**EXERCISE TASK:** Copy all lines below containing "inches".

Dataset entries
☆ ☆ ☆

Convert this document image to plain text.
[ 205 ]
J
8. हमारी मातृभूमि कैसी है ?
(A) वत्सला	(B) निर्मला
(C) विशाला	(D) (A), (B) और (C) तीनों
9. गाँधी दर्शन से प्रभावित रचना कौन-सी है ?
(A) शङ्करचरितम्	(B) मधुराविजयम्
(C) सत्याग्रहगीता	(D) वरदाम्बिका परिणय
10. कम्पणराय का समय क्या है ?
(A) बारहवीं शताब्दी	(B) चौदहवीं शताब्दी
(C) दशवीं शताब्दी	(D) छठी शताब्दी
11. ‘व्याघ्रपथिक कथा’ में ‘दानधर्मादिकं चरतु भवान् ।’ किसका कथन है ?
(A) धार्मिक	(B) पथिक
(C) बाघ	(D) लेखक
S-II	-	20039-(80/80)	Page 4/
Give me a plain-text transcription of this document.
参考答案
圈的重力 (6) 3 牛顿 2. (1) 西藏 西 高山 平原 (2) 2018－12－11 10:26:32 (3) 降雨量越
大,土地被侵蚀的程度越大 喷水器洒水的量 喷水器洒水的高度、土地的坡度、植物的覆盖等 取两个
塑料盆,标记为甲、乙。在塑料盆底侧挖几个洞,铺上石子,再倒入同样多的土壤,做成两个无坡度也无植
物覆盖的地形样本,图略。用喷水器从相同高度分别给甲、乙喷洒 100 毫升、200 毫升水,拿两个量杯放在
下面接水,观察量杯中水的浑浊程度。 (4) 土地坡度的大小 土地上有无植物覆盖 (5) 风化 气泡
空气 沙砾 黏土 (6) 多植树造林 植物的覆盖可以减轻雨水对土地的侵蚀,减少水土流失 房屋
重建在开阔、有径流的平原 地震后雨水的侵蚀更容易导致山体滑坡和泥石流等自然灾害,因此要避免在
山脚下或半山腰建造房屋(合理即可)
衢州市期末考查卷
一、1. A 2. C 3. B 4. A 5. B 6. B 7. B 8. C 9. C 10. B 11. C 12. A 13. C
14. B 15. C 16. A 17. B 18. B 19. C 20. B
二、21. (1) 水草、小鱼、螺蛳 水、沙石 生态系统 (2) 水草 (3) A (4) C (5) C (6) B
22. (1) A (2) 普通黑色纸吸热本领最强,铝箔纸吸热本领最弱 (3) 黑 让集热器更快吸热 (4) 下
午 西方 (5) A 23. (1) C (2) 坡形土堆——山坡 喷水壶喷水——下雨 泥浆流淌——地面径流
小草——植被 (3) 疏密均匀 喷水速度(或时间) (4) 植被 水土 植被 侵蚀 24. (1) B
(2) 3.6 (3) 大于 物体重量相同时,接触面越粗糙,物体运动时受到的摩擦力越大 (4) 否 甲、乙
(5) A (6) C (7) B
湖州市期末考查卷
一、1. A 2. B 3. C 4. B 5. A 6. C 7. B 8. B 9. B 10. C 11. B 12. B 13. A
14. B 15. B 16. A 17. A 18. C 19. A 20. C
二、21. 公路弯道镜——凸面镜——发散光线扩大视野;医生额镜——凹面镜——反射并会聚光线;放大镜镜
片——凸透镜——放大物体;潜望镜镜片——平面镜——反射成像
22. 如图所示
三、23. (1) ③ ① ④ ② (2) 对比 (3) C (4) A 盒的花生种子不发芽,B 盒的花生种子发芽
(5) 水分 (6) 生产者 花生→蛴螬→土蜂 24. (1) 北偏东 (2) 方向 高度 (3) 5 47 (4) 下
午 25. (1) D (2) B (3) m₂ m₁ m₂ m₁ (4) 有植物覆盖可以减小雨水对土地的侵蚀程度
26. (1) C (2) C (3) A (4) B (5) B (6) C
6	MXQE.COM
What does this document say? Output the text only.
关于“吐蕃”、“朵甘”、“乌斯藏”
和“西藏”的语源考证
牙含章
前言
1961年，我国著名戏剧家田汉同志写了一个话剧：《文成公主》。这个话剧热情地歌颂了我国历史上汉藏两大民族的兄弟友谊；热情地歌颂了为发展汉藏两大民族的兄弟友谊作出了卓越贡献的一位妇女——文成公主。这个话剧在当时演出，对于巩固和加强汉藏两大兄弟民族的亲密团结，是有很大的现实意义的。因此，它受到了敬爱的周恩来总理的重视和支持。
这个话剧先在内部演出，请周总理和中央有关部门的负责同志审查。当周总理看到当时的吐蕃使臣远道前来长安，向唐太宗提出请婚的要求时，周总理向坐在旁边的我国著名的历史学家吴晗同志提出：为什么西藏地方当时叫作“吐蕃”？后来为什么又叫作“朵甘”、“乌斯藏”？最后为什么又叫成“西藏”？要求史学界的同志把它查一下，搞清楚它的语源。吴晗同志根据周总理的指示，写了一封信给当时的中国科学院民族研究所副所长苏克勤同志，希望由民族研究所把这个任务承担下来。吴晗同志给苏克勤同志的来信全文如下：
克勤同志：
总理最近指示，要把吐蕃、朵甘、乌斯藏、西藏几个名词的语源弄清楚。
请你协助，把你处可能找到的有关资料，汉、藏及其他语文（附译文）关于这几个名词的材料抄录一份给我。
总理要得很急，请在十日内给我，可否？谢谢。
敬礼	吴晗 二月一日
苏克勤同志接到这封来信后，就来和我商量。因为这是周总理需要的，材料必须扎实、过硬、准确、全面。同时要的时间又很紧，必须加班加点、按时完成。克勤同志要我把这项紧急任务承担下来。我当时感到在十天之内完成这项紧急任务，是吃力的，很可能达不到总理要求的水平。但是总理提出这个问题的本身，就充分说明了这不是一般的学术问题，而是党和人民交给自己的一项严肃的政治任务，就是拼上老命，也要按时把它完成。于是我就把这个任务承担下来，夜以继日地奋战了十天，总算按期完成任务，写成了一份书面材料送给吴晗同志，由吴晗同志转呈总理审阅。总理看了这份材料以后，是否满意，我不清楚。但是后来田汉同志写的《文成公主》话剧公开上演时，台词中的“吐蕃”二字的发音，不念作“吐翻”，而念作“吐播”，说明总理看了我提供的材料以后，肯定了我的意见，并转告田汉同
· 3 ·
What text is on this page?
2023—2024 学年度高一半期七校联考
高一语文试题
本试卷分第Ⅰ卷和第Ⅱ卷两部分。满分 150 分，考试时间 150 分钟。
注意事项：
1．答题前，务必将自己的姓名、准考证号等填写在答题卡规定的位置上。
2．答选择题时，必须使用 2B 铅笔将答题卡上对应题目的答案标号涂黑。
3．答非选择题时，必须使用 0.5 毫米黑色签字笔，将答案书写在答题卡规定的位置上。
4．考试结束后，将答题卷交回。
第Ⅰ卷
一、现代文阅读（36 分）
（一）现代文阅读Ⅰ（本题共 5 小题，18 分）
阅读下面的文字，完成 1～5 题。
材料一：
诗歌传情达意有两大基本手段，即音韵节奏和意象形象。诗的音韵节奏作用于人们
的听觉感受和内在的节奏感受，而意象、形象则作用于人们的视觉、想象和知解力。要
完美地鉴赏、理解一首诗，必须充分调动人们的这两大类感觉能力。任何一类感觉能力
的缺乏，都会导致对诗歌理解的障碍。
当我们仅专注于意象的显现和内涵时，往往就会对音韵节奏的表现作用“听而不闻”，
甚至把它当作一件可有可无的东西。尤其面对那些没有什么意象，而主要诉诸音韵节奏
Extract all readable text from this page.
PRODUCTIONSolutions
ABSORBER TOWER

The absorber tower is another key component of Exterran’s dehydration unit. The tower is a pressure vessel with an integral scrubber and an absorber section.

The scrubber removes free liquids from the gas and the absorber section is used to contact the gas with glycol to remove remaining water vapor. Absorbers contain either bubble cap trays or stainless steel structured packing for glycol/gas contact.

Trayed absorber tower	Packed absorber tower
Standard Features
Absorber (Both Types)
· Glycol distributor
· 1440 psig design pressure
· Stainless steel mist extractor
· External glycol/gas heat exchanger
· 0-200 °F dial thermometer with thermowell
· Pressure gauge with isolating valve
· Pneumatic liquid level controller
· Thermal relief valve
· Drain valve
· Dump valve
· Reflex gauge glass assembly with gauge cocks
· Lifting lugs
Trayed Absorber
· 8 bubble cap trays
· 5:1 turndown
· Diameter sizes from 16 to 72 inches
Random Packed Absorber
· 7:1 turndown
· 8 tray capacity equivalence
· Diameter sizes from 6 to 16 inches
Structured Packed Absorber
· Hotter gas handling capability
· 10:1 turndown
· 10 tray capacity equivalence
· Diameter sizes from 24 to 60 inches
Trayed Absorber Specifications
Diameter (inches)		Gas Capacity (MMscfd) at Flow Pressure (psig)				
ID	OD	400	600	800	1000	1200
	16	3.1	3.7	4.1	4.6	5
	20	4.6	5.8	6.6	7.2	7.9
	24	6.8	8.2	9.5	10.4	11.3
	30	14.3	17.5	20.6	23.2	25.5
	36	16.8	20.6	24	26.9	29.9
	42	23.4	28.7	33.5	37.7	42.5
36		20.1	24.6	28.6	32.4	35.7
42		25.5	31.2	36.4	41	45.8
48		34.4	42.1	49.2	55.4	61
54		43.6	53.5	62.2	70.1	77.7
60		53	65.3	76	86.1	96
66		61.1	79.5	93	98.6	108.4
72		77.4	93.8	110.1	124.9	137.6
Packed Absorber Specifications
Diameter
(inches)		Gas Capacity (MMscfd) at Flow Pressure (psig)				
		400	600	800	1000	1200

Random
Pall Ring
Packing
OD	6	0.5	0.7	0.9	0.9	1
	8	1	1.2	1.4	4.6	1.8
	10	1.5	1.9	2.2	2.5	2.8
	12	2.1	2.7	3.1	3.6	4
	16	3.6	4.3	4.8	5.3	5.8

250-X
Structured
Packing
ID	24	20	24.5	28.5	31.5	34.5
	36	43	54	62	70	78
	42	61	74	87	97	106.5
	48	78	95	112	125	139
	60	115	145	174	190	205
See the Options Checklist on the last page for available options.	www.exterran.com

☆ ☆ ☆

**EXERCISE RESULT:**
· Diameter sizes from 16 to 72 inches
· Diameter sizes from 6 to 16 inches
· Diameter sizes from 24 to 60 inches
Diameter (inches)		Gas Capacity (MMscfd) at Flow Pressure (psig)				
(inches)		Gas Capacity (MMscfd) at Flow Pressure (psig)				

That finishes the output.